[start]

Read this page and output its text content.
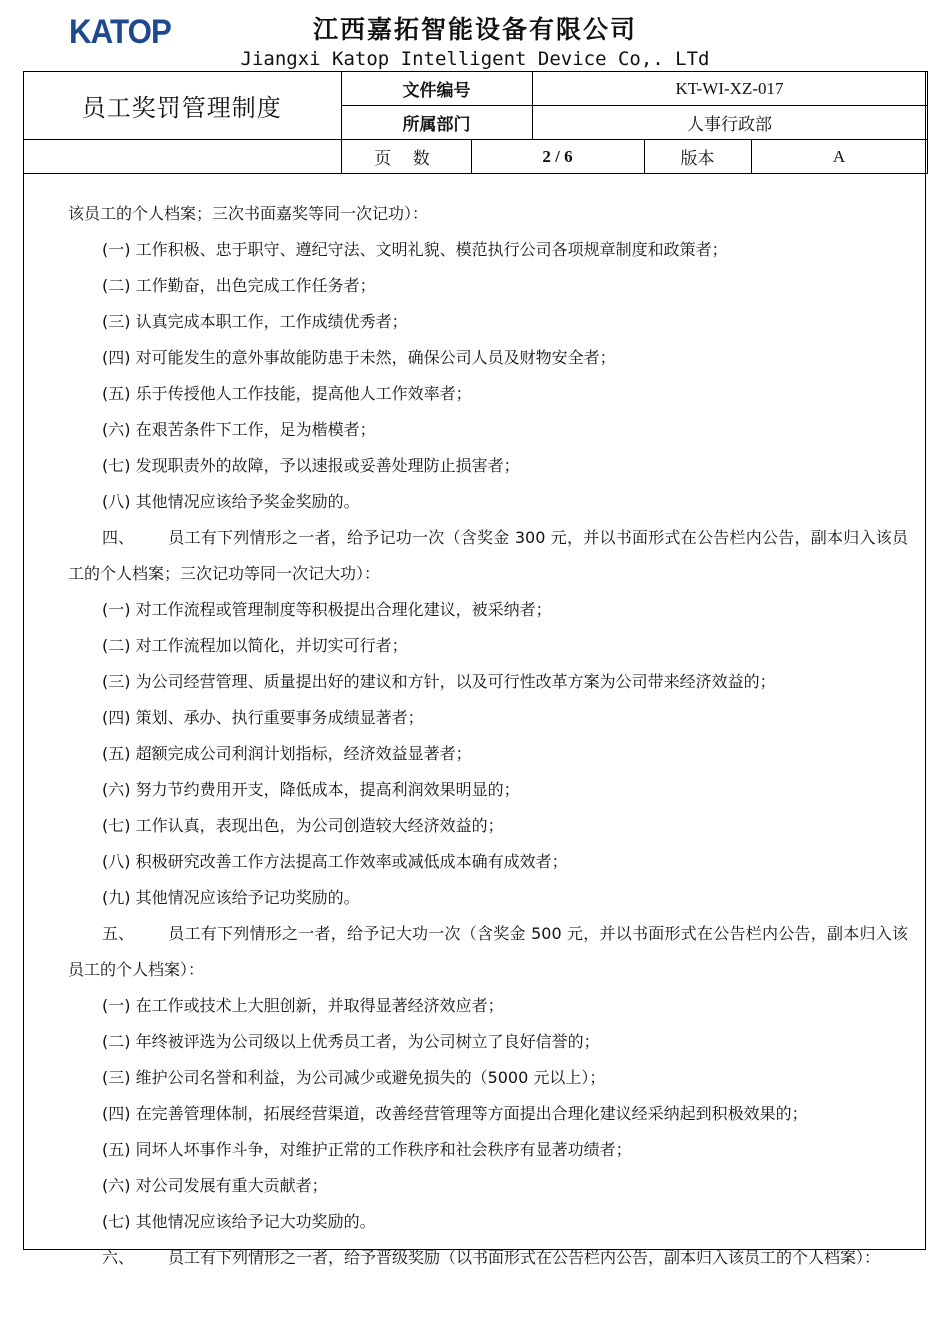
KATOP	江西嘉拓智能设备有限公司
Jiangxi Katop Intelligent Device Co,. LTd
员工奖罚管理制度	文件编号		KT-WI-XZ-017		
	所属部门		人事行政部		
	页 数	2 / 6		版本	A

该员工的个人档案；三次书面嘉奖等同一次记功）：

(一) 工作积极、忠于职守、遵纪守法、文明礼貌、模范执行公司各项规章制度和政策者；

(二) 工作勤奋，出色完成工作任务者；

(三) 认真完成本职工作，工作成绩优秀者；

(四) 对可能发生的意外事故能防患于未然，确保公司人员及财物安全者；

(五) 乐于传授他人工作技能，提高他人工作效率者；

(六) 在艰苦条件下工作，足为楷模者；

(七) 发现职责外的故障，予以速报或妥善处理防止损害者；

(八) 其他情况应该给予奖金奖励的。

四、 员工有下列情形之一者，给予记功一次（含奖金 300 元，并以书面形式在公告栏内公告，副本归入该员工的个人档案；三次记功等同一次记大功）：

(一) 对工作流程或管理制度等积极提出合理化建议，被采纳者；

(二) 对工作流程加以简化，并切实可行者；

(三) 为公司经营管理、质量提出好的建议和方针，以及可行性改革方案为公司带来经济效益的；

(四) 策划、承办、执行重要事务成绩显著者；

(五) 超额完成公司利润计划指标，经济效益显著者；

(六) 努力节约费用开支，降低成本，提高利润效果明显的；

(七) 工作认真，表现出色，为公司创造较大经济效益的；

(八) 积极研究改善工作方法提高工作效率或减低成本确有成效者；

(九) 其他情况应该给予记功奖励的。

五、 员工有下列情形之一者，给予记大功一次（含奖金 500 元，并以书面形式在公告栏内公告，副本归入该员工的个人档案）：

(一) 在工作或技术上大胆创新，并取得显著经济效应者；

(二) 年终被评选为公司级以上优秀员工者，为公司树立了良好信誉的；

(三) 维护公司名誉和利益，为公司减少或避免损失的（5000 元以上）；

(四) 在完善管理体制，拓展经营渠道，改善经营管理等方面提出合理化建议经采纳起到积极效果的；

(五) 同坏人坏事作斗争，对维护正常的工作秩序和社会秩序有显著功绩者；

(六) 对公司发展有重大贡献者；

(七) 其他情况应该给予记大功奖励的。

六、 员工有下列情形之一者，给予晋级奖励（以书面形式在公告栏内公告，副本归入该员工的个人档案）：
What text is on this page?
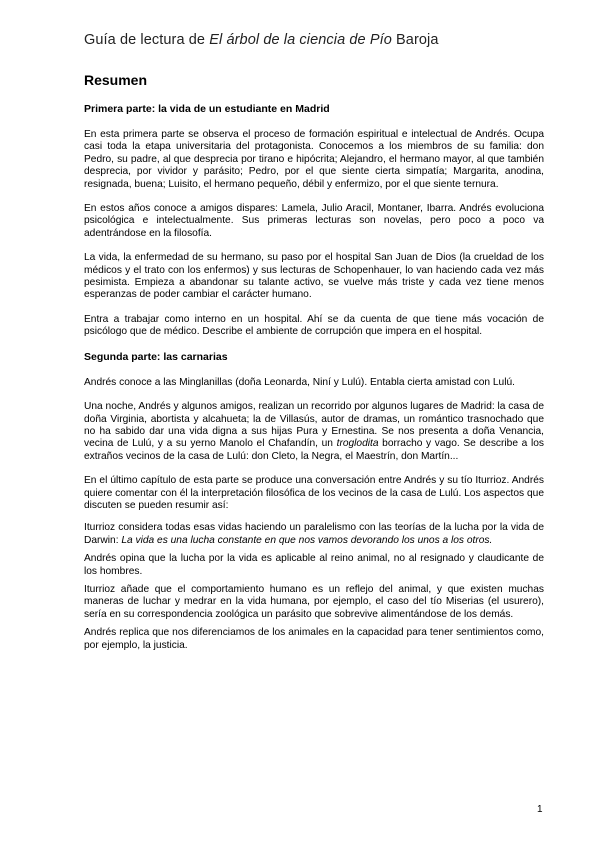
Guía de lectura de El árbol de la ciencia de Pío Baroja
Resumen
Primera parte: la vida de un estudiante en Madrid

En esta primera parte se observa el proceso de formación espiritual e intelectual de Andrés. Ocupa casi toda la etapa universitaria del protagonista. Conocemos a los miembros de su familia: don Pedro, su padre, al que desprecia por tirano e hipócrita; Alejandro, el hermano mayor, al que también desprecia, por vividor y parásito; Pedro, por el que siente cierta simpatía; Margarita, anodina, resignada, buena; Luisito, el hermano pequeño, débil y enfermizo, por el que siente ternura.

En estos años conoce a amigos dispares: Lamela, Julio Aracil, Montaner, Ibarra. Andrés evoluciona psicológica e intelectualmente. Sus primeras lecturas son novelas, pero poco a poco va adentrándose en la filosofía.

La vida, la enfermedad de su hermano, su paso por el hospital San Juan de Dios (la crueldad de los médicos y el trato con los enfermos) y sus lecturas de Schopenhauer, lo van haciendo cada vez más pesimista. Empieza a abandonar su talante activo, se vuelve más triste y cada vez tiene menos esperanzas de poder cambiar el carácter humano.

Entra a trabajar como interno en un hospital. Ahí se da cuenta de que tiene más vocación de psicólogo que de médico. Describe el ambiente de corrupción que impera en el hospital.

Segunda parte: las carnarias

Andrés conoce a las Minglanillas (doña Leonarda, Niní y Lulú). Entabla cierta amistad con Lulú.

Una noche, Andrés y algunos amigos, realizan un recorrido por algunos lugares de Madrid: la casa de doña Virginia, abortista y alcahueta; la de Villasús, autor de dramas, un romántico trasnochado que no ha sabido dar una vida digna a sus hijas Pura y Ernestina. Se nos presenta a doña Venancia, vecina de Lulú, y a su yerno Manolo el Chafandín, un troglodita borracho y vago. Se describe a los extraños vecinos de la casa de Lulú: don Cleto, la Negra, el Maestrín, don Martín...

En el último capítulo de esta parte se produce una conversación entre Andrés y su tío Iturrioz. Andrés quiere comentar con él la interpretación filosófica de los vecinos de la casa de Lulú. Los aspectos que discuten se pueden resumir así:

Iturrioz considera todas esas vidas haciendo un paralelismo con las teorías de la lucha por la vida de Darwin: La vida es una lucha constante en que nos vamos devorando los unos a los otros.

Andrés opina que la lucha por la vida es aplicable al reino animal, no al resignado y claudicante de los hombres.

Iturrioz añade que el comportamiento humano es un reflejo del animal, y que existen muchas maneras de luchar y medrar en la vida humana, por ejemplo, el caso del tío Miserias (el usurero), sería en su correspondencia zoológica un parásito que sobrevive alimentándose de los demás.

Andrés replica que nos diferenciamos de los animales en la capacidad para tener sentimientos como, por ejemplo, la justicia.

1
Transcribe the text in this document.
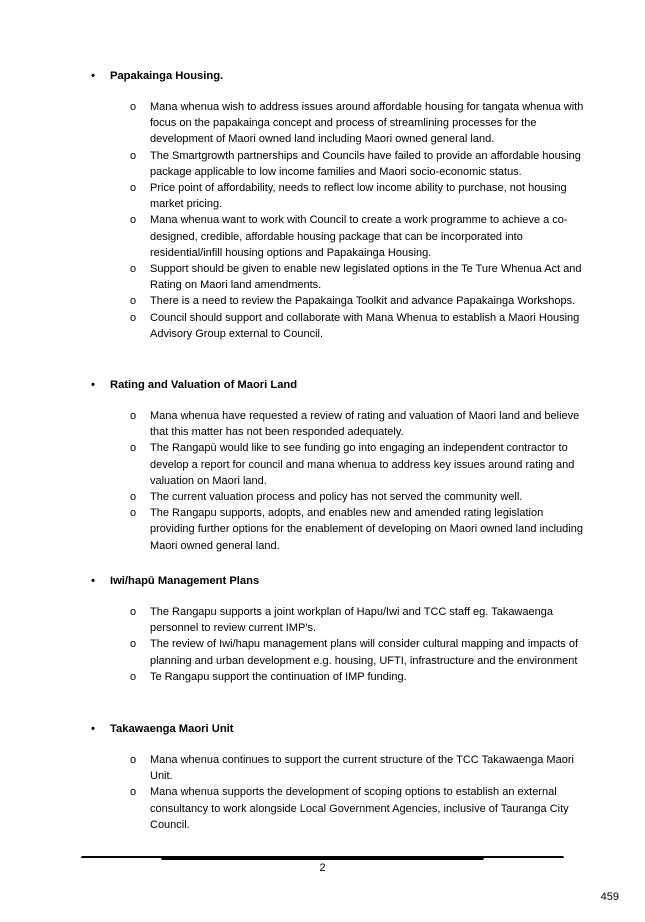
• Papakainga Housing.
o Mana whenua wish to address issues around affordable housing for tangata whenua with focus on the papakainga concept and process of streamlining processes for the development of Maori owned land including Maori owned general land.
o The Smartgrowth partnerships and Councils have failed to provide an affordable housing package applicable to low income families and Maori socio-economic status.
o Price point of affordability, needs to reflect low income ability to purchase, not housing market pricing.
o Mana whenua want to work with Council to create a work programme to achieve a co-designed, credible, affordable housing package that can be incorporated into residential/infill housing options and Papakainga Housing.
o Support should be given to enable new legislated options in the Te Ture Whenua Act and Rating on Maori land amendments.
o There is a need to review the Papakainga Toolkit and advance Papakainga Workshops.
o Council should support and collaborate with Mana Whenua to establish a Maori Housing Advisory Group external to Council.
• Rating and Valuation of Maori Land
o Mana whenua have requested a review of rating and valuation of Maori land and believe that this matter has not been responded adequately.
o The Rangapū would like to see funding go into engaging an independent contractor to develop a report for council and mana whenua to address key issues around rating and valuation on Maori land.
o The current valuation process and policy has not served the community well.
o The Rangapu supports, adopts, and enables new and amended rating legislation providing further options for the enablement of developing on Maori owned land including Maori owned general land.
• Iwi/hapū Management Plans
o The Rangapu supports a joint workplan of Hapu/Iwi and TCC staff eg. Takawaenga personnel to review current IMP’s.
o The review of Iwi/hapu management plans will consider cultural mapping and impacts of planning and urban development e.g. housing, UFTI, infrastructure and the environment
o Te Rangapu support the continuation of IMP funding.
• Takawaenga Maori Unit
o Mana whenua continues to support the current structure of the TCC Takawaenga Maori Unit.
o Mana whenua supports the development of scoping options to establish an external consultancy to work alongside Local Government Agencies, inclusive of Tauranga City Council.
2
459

[end]

> _Description of the task_:
Transcribe the listing above verbatim. Omit the pictures.

> _Written response_:
Read this page and output its text content.
KATOP	江西嘉拓智能设备有限公司
Jiangxi Katop Intelligent Device Co,. LTd
员工奖罚管理制度	文件编号		KT-WI-XZ-017		
	所属部门		人事行政部		
	页 数	2 / 6		版本	A

该员工的个人档案；三次书面嘉奖等同一次记功）：

(一) 工作积极、忠于职守、遵纪守法、文明礼貌、模范执行公司各项规章制度和政策者；

(二) 工作勤奋，出色完成工作任务者；

(三) 认真完成本职工作，工作成绩优秀者；

(四) 对可能发生的意外事故能防患于未然，确保公司人员及财物安全者；

(五) 乐于传授他人工作技能，提高他人工作效率者；

(六) 在艰苦条件下工作，足为楷模者；

(七) 发现职责外的故障，予以速报或妥善处理防止损害者；

(八) 其他情况应该给予奖金奖励的。

四、 员工有下列情形之一者，给予记功一次（含奖金 300 元，并以书面形式在公告栏内公告，副本归入该员工的个人档案；三次记功等同一次记大功）：

(一) 对工作流程或管理制度等积极提出合理化建议，被采纳者；

(二) 对工作流程加以简化，并切实可行者；

(三) 为公司经营管理、质量提出好的建议和方针，以及可行性改革方案为公司带来经济效益的；

(四) 策划、承办、执行重要事务成绩显著者；

(五) 超额完成公司利润计划指标，经济效益显著者；

(六) 努力节约费用开支，降低成本，提高利润效果明显的；

(七) 工作认真，表现出色，为公司创造较大经济效益的；

(八) 积极研究改善工作方法提高工作效率或减低成本确有成效者；

(九) 其他情况应该给予记功奖励的。

五、 员工有下列情形之一者，给予记大功一次（含奖金 500 元，并以书面形式在公告栏内公告，副本归入该员工的个人档案）：

(一) 在工作或技术上大胆创新，并取得显著经济效应者；

(二) 年终被评选为公司级以上优秀员工者，为公司树立了良好信誉的；

(三) 维护公司名誉和利益，为公司减少或避免损失的（5000 元以上）；

(四) 在完善管理体制，拓展经营渠道，改善经营管理等方面提出合理化建议经采纳起到积极效果的；

(五) 同坏人坏事作斗争，对维护正常的工作秩序和社会秩序有显著功绩者；

(六) 对公司发展有重大贡献者；

(七) 其他情况应该给予记大功奖励的。

六、 员工有下列情形之一者，给予晋级奖励（以书面形式在公告栏内公告，副本归入该员工的个人档案）：
What text is on this page?
Guía de lectura de El árbol de la ciencia de Pío Baroja
Resumen
Primera parte: la vida de un estudiante en Madrid

En esta primera parte se observa el proceso de formación espiritual e intelectual de Andrés. Ocupa casi toda la etapa universitaria del protagonista. Conocemos a los miembros de su familia: don Pedro, su padre, al que desprecia por tirano e hipócrita; Alejandro, el hermano mayor, al que también desprecia, por vividor y parásito; Pedro, por el que siente cierta simpatía; Margarita, anodina, resignada, buena; Luisito, el hermano pequeño, débil y enfermizo, por el que siente ternura.

En estos años conoce a amigos dispares: Lamela, Julio Aracil, Montaner, Ibarra. Andrés evoluciona psicológica e intelectualmente. Sus primeras lecturas son novelas, pero poco a poco va adentrándose en la filosofía.

La vida, la enfermedad de su hermano, su paso por el hospital San Juan de Dios (la crueldad de los médicos y el trato con los enfermos) y sus lecturas de Schopenhauer, lo van haciendo cada vez más pesimista. Empieza a abandonar su talante activo, se vuelve más triste y cada vez tiene menos esperanzas de poder cambiar el carácter humano.

Entra a trabajar como interno en un hospital. Ahí se da cuenta de que tiene más vocación de psicólogo que de médico. Describe el ambiente de corrupción que impera en el hospital.

Segunda parte: las carnarias

Andrés conoce a las Minglanillas (doña Leonarda, Niní y Lulú). Entabla cierta amistad con Lulú.

Una noche, Andrés y algunos amigos, realizan un recorrido por algunos lugares de Madrid: la casa de doña Virginia, abortista y alcahueta; la de Villasús, autor de dramas, un romántico trasnochado que no ha sabido dar una vida digna a sus hijas Pura y Ernestina. Se nos presenta a doña Venancia, vecina de Lulú, y a su yerno Manolo el Chafandín, un troglodita borracho y vago. Se describe a los extraños vecinos de la casa de Lulú: don Cleto, la Negra, el Maestrín, don Martín...

En el último capítulo de esta parte se produce una conversación entre Andrés y su tío Iturrioz. Andrés quiere comentar con él la interpretación filosófica de los vecinos de la casa de Lulú. Los aspectos que discuten se pueden resumir así:

Iturrioz considera todas esas vidas haciendo un paralelismo con las teorías de la lucha por la vida de Darwin: La vida es una lucha constante en que nos vamos devorando los unos a los otros.

Andrés opina que la lucha por la vida es aplicable al reino animal, no al resignado y claudicante de los hombres.

Iturrioz añade que el comportamiento humano es un reflejo del animal, y que existen muchas maneras de luchar y medrar en la vida humana, por ejemplo, el caso del tío Miserias (el usurero), sería en su correspondencia zoológica un parásito que sobrevive alimentándose de los demás.

Andrés replica que nos diferenciamos de los animales en la capacidad para tener sentimientos como, por ejemplo, la justicia.

1
Transcribe the text in this document.
• Papakainga Housing.
o Mana whenua wish to address issues around affordable housing for tangata whenua with focus on the papakainga concept and process of streamlining processes for the development of Maori owned land including Maori owned general land.
o The Smartgrowth partnerships and Councils have failed to provide an affordable housing package applicable to low income families and Maori socio-economic status.
o Price point of affordability, needs to reflect low income ability to purchase, not housing market pricing.
o Mana whenua want to work with Council to create a work programme to achieve a co-designed, credible, affordable housing package that can be incorporated into residential/infill housing options and Papakainga Housing.
o Support should be given to enable new legislated options in the Te Ture Whenua Act and Rating on Maori land amendments.
o There is a need to review the Papakainga Toolkit and advance Papakainga Workshops.
o Council should support and collaborate with Mana Whenua to establish a Maori Housing Advisory Group external to Council.
• Rating and Valuation of Maori Land
o Mana whenua have requested a review of rating and valuation of Maori land and believe that this matter has not been responded adequately.
o The Rangapū would like to see funding go into engaging an independent contractor to develop a report for council and mana whenua to address key issues around rating and valuation on Maori land.
o The current valuation process and policy has not served the community well.
o The Rangapu supports, adopts, and enables new and amended rating legislation providing further options for the enablement of developing on Maori owned land including Maori owned general land.
• Iwi/hapū Management Plans
o The Rangapu supports a joint workplan of Hapu/Iwi and TCC staff eg. Takawaenga personnel to review current IMP’s.
o The review of Iwi/hapu management plans will consider cultural mapping and impacts of planning and urban development e.g. housing, UFTI, infrastructure and the environment
o Te Rangapu support the continuation of IMP funding.
• Takawaenga Maori Unit
o Mana whenua continues to support the current structure of the TCC Takawaenga Maori Unit.
o Mana whenua supports the development of scoping options to establish an external consultancy to work alongside Local Government Agencies, inclusive of Tauranga City Council.
2
459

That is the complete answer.